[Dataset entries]
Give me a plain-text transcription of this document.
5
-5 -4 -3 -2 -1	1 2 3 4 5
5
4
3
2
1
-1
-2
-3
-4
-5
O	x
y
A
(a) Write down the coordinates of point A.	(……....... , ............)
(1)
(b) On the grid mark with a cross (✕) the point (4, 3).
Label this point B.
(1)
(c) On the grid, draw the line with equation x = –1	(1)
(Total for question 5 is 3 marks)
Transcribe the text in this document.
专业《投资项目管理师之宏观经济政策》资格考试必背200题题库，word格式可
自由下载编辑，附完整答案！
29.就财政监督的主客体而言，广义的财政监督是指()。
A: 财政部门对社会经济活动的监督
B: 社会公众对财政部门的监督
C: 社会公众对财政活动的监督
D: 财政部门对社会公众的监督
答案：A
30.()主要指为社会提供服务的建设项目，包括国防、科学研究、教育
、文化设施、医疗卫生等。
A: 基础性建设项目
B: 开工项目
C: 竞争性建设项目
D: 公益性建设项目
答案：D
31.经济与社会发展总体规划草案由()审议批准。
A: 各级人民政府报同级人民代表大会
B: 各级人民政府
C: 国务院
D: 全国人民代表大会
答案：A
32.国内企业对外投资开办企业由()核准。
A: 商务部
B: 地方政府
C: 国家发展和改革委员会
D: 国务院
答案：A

WORK TO DO: Print the whole listing exactly as it is.

WRITTEN RESPONSE:
Give me a plain-text transcription of this document.
5
-5 -4 -3 -2 -1	1 2 3 4 5
5
4
3
2
1
-1
-2
-3
-4
-5
O	x
y
A
(a) Write down the coordinates of point A.	(……....... , ............)
(1)
(b) On the grid mark with a cross (✕) the point (4, 3).
Label this point B.
(1)
(c) On the grid, draw the line with equation x = –1	(1)
(Total for question 5 is 3 marks)
Transcribe the text in this document.
专业《投资项目管理师之宏观经济政策》资格考试必背200题题库，word格式可
自由下载编辑，附完整答案！
29.就财政监督的主客体而言，广义的财政监督是指()。
A: 财政部门对社会经济活动的监督
B: 社会公众对财政部门的监督
C: 社会公众对财政活动的监督
D: 财政部门对社会公众的监督
答案：A
30.()主要指为社会提供服务的建设项目，包括国防、科学研究、教育
、文化设施、医疗卫生等。
A: 基础性建设项目
B: 开工项目
C: 竞争性建设项目
D: 公益性建设项目
答案：D
31.经济与社会发展总体规划草案由()审议批准。
A: 各级人民政府报同级人民代表大会
B: 各级人民政府
C: 国务院
D: 全国人民代表大会
答案：A
32.国内企业对外投资开办企业由()核准。
A: 商务部
B: 地方政府
C: 国家发展和改革委员会
D: 国务院
答案：A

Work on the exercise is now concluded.